[TASK GOAL] All of the records below need to be copied exactly.

Records
--------------------------------------------------

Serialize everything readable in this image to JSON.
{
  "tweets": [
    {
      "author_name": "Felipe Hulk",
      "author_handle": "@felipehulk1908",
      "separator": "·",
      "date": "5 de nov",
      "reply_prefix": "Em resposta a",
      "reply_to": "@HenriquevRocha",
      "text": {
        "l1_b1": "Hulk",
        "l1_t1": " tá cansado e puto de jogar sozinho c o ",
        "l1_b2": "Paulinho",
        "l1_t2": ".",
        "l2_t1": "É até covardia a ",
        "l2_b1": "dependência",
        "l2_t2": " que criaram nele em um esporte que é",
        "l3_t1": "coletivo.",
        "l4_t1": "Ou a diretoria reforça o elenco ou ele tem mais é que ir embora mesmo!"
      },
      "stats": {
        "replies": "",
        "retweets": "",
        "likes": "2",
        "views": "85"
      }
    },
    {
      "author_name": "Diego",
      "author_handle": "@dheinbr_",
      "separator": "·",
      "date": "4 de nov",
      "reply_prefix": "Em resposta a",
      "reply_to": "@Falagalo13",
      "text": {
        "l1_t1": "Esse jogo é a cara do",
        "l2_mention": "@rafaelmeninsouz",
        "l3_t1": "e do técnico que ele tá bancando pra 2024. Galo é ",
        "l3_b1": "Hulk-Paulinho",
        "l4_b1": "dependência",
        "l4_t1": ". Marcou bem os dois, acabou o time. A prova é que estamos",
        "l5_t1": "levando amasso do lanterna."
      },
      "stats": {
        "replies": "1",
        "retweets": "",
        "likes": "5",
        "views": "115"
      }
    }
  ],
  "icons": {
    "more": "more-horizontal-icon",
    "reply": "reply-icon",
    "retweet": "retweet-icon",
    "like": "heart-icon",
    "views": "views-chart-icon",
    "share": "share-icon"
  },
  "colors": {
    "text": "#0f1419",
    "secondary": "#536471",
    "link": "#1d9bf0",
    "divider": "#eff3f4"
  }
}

--------------------------------------------------

[COMPLETE ANSWER]
Serialize everything readable in this image to JSON.
{
  "tweets": [
    {
      "author_name": "Felipe Hulk",
      "author_handle": "@felipehulk1908",
      "separator": "·",
      "date": "5 de nov",
      "reply_prefix": "Em resposta a",
      "reply_to": "@HenriquevRocha",
      "text": {
        "l1_b1": "Hulk",
        "l1_t1": " tá cansado e puto de jogar sozinho c o ",
        "l1_b2": "Paulinho",
        "l1_t2": ".",
        "l2_t1": "É até covardia a ",
        "l2_b1": "dependência",
        "l2_t2": " que criaram nele em um esporte que é",
        "l3_t1": "coletivo.",
        "l4_t1": "Ou a diretoria reforça o elenco ou ele tem mais é que ir embora mesmo!"
      },
      "stats": {
        "replies": "",
        "retweets": "",
        "likes": "2",
        "views": "85"
      }
    },
    {
      "author_name": "Diego",
      "author_handle": "@dheinbr_",
      "separator": "·",
      "date": "4 de nov",
      "reply_prefix": "Em resposta a",
      "reply_to": "@Falagalo13",
      "text": {
        "l1_t1": "Esse jogo é a cara do",
        "l2_mention": "@rafaelmeninsouz",
        "l3_t1": "e do técnico que ele tá bancando pra 2024. Galo é ",
        "l3_b1": "Hulk-Paulinho",
        "l4_b1": "dependência",
        "l4_t1": ". Marcou bem os dois, acabou o time. A prova é que estamos",
        "l5_t1": "levando amasso do lanterna."
      },
      "stats": {
        "replies": "1",
        "retweets": "",
        "likes": "5",
        "views": "115"
      }
    }
  ],
  "icons": {
    "more": "more-horizontal-icon",
    "reply": "reply-icon",
    "retweet": "retweet-icon",
    "like": "heart-icon",
    "views": "views-chart-icon",
    "share": "share-icon"
  },
  "colors": {
    "text": "#0f1419",
    "secondary": "#536471",
    "link": "#1d9bf0",
    "divider": "#eff3f4"
  }
}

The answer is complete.